## Directive
Your task is to repeat all of the material exactly.

[Stored data entries]
§ §

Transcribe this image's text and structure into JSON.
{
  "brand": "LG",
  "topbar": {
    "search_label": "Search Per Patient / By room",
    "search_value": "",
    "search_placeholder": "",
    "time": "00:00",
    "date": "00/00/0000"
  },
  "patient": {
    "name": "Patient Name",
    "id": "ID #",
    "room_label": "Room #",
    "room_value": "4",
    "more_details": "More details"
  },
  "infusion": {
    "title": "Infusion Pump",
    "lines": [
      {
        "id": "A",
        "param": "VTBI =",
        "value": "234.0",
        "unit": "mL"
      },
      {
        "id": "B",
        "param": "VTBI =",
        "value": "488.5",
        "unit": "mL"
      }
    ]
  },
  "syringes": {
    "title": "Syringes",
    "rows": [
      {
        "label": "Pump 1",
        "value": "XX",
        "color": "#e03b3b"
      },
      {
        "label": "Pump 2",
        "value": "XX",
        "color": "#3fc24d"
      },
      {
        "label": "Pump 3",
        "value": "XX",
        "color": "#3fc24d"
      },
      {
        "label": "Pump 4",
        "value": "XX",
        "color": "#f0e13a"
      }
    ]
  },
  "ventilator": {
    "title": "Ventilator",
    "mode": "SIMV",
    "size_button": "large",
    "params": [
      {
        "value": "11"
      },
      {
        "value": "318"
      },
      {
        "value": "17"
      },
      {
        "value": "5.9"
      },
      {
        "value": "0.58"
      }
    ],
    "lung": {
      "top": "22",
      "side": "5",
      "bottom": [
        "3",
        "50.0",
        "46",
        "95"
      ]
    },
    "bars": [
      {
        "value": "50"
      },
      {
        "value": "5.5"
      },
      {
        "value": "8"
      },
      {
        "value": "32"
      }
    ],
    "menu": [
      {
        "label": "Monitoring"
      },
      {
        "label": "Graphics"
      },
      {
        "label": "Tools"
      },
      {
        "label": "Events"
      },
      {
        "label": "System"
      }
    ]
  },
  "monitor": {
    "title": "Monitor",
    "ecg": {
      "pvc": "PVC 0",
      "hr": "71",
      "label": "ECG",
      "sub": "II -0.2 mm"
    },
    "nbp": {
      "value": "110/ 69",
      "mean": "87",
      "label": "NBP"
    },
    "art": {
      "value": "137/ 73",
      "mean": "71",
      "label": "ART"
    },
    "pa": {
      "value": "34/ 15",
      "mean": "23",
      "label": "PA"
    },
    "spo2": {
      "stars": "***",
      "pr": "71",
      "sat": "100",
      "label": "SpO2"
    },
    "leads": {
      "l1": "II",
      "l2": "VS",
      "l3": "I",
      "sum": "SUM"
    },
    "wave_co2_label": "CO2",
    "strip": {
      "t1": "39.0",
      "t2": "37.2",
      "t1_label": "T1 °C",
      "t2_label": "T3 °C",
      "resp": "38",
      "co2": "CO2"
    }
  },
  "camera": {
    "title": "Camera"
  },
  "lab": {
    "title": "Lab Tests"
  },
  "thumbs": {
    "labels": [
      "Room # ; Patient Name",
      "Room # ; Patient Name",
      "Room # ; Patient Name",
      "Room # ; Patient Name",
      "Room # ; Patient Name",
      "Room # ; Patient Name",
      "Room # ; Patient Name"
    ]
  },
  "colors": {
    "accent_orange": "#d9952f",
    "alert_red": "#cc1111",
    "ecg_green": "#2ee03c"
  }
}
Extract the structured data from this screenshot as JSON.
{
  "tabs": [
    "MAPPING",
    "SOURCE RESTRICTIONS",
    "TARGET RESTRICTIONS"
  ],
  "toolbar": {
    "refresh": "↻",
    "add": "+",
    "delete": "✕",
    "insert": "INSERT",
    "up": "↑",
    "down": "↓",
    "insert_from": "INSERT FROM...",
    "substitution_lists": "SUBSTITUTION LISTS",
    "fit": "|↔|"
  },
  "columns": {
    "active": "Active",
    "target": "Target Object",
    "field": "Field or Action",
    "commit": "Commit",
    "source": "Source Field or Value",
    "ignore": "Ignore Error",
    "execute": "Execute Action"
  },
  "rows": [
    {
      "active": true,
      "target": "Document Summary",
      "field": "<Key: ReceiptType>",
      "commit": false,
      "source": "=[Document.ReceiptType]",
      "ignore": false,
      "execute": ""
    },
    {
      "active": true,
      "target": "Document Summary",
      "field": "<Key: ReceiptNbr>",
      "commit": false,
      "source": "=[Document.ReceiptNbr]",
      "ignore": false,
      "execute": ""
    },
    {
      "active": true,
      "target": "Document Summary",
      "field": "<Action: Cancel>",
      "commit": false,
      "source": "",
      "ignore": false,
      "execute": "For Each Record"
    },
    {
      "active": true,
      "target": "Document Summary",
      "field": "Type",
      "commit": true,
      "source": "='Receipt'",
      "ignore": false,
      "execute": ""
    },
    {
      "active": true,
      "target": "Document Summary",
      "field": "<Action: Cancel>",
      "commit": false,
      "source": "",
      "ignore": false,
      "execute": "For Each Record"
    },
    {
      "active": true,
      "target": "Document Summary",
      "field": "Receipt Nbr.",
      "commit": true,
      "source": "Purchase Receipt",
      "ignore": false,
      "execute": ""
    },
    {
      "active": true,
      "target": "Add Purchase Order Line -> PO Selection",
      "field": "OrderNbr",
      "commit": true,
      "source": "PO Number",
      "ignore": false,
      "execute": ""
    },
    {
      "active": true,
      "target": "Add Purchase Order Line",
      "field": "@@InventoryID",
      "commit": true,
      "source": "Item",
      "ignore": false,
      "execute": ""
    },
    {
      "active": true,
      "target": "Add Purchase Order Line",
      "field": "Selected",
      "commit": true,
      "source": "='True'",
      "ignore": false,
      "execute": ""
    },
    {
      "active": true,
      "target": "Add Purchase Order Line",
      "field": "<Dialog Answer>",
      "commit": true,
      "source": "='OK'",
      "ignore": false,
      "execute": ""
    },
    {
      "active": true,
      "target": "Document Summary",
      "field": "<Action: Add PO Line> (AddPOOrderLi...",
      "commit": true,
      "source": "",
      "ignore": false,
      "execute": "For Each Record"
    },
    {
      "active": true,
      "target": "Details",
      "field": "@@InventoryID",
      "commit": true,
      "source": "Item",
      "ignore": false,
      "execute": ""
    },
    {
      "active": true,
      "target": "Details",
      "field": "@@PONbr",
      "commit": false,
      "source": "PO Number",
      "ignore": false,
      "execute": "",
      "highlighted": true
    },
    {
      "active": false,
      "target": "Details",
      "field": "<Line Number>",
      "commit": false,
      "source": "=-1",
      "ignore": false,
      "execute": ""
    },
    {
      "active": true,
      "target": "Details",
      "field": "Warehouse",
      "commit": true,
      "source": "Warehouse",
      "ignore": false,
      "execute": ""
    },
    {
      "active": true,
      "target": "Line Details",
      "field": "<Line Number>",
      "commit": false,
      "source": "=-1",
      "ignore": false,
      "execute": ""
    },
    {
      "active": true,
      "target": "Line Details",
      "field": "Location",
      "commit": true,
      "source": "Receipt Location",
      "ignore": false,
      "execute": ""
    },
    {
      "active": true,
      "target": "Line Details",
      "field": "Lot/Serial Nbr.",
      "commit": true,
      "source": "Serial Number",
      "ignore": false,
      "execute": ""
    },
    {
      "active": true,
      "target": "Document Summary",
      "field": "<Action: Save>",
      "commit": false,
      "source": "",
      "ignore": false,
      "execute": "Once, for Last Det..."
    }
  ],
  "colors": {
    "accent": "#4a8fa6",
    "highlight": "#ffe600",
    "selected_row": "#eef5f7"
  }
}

§ §

## Exercise response
Transcribe this image's text and structure into JSON.
{
  "brand": "LG",
  "topbar": {
    "search_label": "Search Per Patient / By room",
    "search_value": "",
    "search_placeholder": "",
    "time": "00:00",
    "date": "00/00/0000"
  },
  "patient": {
    "name": "Patient Name",
    "id": "ID #",
    "room_label": "Room #",
    "room_value": "4",
    "more_details": "More details"
  },
  "infusion": {
    "title": "Infusion Pump",
    "lines": [
      {
        "id": "A",
        "param": "VTBI =",
        "value": "234.0",
        "unit": "mL"
      },
      {
        "id": "B",
        "param": "VTBI =",
        "value": "488.5",
        "unit": "mL"
      }
    ]
  },
  "syringes": {
    "title": "Syringes",
    "rows": [
      {
        "label": "Pump 1",
        "value": "XX",
        "color": "#e03b3b"
      },
      {
        "label": "Pump 2",
        "value": "XX",
        "color": "#3fc24d"
      },
      {
        "label": "Pump 3",
        "value": "XX",
        "color": "#3fc24d"
      },
      {
        "label": "Pump 4",
        "value": "XX",
        "color": "#f0e13a"
      }
    ]
  },
  "ventilator": {
    "title": "Ventilator",
    "mode": "SIMV",
    "size_button": "large",
    "params": [
      {
        "value": "11"
      },
      {
        "value": "318"
      },
      {
        "value": "17"
      },
      {
        "value": "5.9"
      },
      {
        "value": "0.58"
      }
    ],
    "lung": {
      "top": "22",
      "side": "5",
      "bottom": [
        "3",
        "50.0",
        "46",
        "95"
      ]
    },
    "bars": [
      {
        "value": "50"
      },
      {
        "value": "5.5"
      },
      {
        "value": "8"
      },
      {
        "value": "32"
      }
    ],
    "menu": [
      {
        "label": "Monitoring"
      },
      {
        "label": "Graphics"
      },
      {
        "label": "Tools"
      },
      {
        "label": "Events"
      },
      {
        "label": "System"
      }
    ]
  },
  "monitor": {
    "title": "Monitor",
    "ecg": {
      "pvc": "PVC 0",
      "hr": "71",
      "label": "ECG",
      "sub": "II -0.2 mm"
    },
    "nbp": {
      "value": "110/ 69",
      "mean": "87",
      "label": "NBP"
    },
    "art": {
      "value": "137/ 73",
      "mean": "71",
      "label": "ART"
    },
    "pa": {
      "value": "34/ 15",
      "mean": "23",
      "label": "PA"
    },
    "spo2": {
      "stars": "***",
      "pr": "71",
      "sat": "100",
      "label": "SpO2"
    },
    "leads": {
      "l1": "II",
      "l2": "VS",
      "l3": "I",
      "sum": "SUM"
    },
    "wave_co2_label": "CO2",
    "strip": {
      "t1": "39.0",
      "t2": "37.2",
      "t1_label": "T1 °C",
      "t2_label": "T3 °C",
      "resp": "38",
      "co2": "CO2"
    }
  },
  "camera": {
    "title": "Camera"
  },
  "lab": {
    "title": "Lab Tests"
  },
  "thumbs": {
    "labels": [
      "Room # ; Patient Name",
      "Room # ; Patient Name",
      "Room # ; Patient Name",
      "Room # ; Patient Name",
      "Room # ; Patient Name",
      "Room # ; Patient Name",
      "Room # ; Patient Name"
    ]
  },
  "colors": {
    "accent_orange": "#d9952f",
    "alert_red": "#cc1111",
    "ecg_green": "#2ee03c"
  }
}
Extract the structured data from this screenshot as JSON.
{
  "tabs": [
    "MAPPING",
    "SOURCE RESTRICTIONS",
    "TARGET RESTRICTIONS"
  ],
  "toolbar": {
    "refresh": "↻",
    "add": "+",
    "delete": "✕",
    "insert": "INSERT",
    "up": "↑",
    "down": "↓",
    "insert_from": "INSERT FROM...",
    "substitution_lists": "SUBSTITUTION LISTS",
    "fit": "|↔|"
  },
  "columns": {
    "active": "Active",
    "target": "Target Object",
    "field": "Field or Action",
    "commit": "Commit",
    "source": "Source Field or Value",
    "ignore": "Ignore Error",
    "execute": "Execute Action"
  },
  "rows": [
    {
      "active": true,
      "target": "Document Summary",
      "field": "<Key: ReceiptType>",
      "commit": false,
      "source": "=[Document.ReceiptType]",
      "ignore": false,
      "execute": ""
    },
    {
      "active": true,
      "target": "Document Summary",
      "field": "<Key: ReceiptNbr>",
      "commit": false,
      "source": "=[Document.ReceiptNbr]",
      "ignore": false,
      "execute": ""
    },
    {
      "active": true,
      "target": "Document Summary",
      "field": "<Action: Cancel>",
      "commit": false,
      "source": "",
      "ignore": false,
      "execute": "For Each Record"
    },
    {
      "active": true,
      "target": "Document Summary",
      "field": "Type",
      "commit": true,
      "source": "='Receipt'",
      "ignore": false,
      "execute": ""
    },
    {
      "active": true,
      "target": "Document Summary",
      "field": "<Action: Cancel>",
      "commit": false,
      "source": "",
      "ignore": false,
      "execute": "For Each Record"
    },
    {
      "active": true,
      "target": "Document Summary",
      "field": "Receipt Nbr.",
      "commit": true,
      "source": "Purchase Receipt",
      "ignore": false,
      "execute": ""
    },
    {
      "active": true,
      "target": "Add Purchase Order Line -> PO Selection",
      "field": "OrderNbr",
      "commit": true,
      "source": "PO Number",
      "ignore": false,
      "execute": ""
    },
    {
      "active": true,
      "target": "Add Purchase Order Line",
      "field": "@@InventoryID",
      "commit": true,
      "source": "Item",
      "ignore": false,
      "execute": ""
    },
    {
      "active": true,
      "target": "Add Purchase Order Line",
      "field": "Selected",
      "commit": true,
      "source": "='True'",
      "ignore": false,
      "execute": ""
    },
    {
      "active": true,
      "target": "Add Purchase Order Line",
      "field": "<Dialog Answer>",
      "commit": true,
      "source": "='OK'",
      "ignore": false,
      "execute": ""
    },
    {
      "active": true,
      "target": "Document Summary",
      "field": "<Action: Add PO Line> (AddPOOrderLi...",
      "commit": true,
      "source": "",
      "ignore": false,
      "execute": "For Each Record"
    },
    {
      "active": true,
      "target": "Details",
      "field": "@@InventoryID",
      "commit": true,
      "source": "Item",
      "ignore": false,
      "execute": ""
    },
    {
      "active": true,
      "target": "Details",
      "field": "@@PONbr",
      "commit": false,
      "source": "PO Number",
      "ignore": false,
      "execute": "",
      "highlighted": true
    },
    {
      "active": false,
      "target": "Details",
      "field": "<Line Number>",
      "commit": false,
      "source": "=-1",
      "ignore": false,
      "execute": ""
    },
    {
      "active": true,
      "target": "Details",
      "field": "Warehouse",
      "commit": true,
      "source": "Warehouse",
      "ignore": false,
      "execute": ""
    },
    {
      "active": true,
      "target": "Line Details",
      "field": "<Line Number>",
      "commit": false,
      "source": "=-1",
      "ignore": false,
      "execute": ""
    },
    {
      "active": true,
      "target": "Line Details",
      "field": "Location",
      "commit": true,
      "source": "Receipt Location",
      "ignore": false,
      "execute": ""
    },
    {
      "active": true,
      "target": "Line Details",
      "field": "Lot/Serial Nbr.",
      "commit": true,
      "source": "Serial Number",
      "ignore": false,
      "execute": ""
    },
    {
      "active": true,
      "target": "Document Summary",
      "field": "<Action: Save>",
      "commit": false,
      "source": "",
      "ignore": false,
      "execute": "Once, for Last Det..."
    }
  ],
  "colors": {
    "accent": "#4a8fa6",
    "highlight": "#ffe600",
    "selected_row": "#eef5f7"
  }
}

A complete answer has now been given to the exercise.